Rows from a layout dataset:
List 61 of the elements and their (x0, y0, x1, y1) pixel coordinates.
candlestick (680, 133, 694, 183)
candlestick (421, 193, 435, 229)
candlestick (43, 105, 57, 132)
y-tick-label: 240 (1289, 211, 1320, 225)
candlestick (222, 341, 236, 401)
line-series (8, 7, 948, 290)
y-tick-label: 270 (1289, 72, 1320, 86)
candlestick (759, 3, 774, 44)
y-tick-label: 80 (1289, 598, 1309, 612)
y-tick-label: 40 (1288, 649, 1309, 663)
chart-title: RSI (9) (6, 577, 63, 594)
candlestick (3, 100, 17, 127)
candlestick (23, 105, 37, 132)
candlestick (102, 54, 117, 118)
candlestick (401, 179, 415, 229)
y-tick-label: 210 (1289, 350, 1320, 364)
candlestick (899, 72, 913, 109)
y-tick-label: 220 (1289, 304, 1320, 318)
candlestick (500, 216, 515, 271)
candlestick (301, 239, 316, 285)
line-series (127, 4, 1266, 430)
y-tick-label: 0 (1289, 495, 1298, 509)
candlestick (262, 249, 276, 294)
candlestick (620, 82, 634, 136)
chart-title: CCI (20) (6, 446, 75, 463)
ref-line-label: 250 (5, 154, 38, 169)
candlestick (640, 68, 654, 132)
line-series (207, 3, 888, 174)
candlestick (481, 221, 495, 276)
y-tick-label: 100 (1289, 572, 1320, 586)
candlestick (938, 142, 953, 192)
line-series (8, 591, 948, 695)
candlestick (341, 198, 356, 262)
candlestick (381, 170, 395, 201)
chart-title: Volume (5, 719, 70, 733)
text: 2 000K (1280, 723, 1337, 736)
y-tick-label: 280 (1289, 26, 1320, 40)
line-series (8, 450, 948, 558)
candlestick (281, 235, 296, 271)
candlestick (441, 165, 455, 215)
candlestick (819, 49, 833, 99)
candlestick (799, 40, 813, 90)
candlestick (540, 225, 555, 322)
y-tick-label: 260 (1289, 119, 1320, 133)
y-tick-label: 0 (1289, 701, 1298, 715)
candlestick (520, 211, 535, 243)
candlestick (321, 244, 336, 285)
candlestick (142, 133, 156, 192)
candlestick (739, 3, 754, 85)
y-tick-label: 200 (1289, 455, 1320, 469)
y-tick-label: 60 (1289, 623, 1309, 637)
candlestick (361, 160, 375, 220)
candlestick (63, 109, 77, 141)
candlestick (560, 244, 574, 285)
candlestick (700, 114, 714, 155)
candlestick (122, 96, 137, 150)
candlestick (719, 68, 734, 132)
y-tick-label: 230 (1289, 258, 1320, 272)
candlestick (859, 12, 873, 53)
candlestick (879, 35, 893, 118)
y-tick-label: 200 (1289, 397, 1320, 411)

◆ **PROBLEM DETAILS**: Can you reproduce all of the lines above exactly, from first to last?

◆ **EXPECTED OUTPUT**:
List 61 of the elements and their (x0, y0, x1, y1) pixel coordinates.
candlestick (680, 133, 694, 183)
candlestick (421, 193, 435, 229)
candlestick (43, 105, 57, 132)
y-tick-label: 240 (1289, 211, 1320, 225)
candlestick (222, 341, 236, 401)
line-series (8, 7, 948, 290)
y-tick-label: 270 (1289, 72, 1320, 86)
candlestick (759, 3, 774, 44)
y-tick-label: 80 (1289, 598, 1309, 612)
y-tick-label: 40 (1288, 649, 1309, 663)
chart-title: RSI (9) (6, 577, 63, 594)
candlestick (3, 100, 17, 127)
candlestick (23, 105, 37, 132)
candlestick (102, 54, 117, 118)
candlestick (401, 179, 415, 229)
y-tick-label: 210 (1289, 350, 1320, 364)
candlestick (899, 72, 913, 109)
y-tick-label: 220 (1289, 304, 1320, 318)
candlestick (500, 216, 515, 271)
candlestick (301, 239, 316, 285)
line-series (127, 4, 1266, 430)
y-tick-label: 0 (1289, 495, 1298, 509)
candlestick (262, 249, 276, 294)
candlestick (620, 82, 634, 136)
chart-title: CCI (20) (6, 446, 75, 463)
ref-line-label: 250 (5, 154, 38, 169)
candlestick (640, 68, 654, 132)
line-series (207, 3, 888, 174)
candlestick (481, 221, 495, 276)
y-tick-label: 100 (1289, 572, 1320, 586)
candlestick (938, 142, 953, 192)
line-series (8, 591, 948, 695)
candlestick (341, 198, 356, 262)
candlestick (381, 170, 395, 201)
chart-title: Volume (5, 719, 70, 733)
text: 2 000K (1280, 723, 1337, 736)
y-tick-label: 280 (1289, 26, 1320, 40)
line-series (8, 450, 948, 558)
candlestick (281, 235, 296, 271)
candlestick (441, 165, 455, 215)
candlestick (819, 49, 833, 99)
candlestick (799, 40, 813, 90)
candlestick (540, 225, 555, 322)
y-tick-label: 260 (1289, 119, 1320, 133)
y-tick-label: 0 (1289, 701, 1298, 715)
candlestick (520, 211, 535, 243)
candlestick (321, 244, 336, 285)
candlestick (142, 133, 156, 192)
candlestick (739, 3, 754, 85)
y-tick-label: 200 (1289, 455, 1320, 469)
y-tick-label: 60 (1289, 623, 1309, 637)
candlestick (361, 160, 375, 220)
candlestick (63, 109, 77, 141)
candlestick (560, 244, 574, 285)
candlestick (700, 114, 714, 155)
candlestick (122, 96, 137, 150)
candlestick (719, 68, 734, 132)
y-tick-label: 230 (1289, 258, 1320, 272)
candlestick (859, 12, 873, 53)
candlestick (879, 35, 893, 118)
y-tick-label: 200 (1289, 397, 1320, 411)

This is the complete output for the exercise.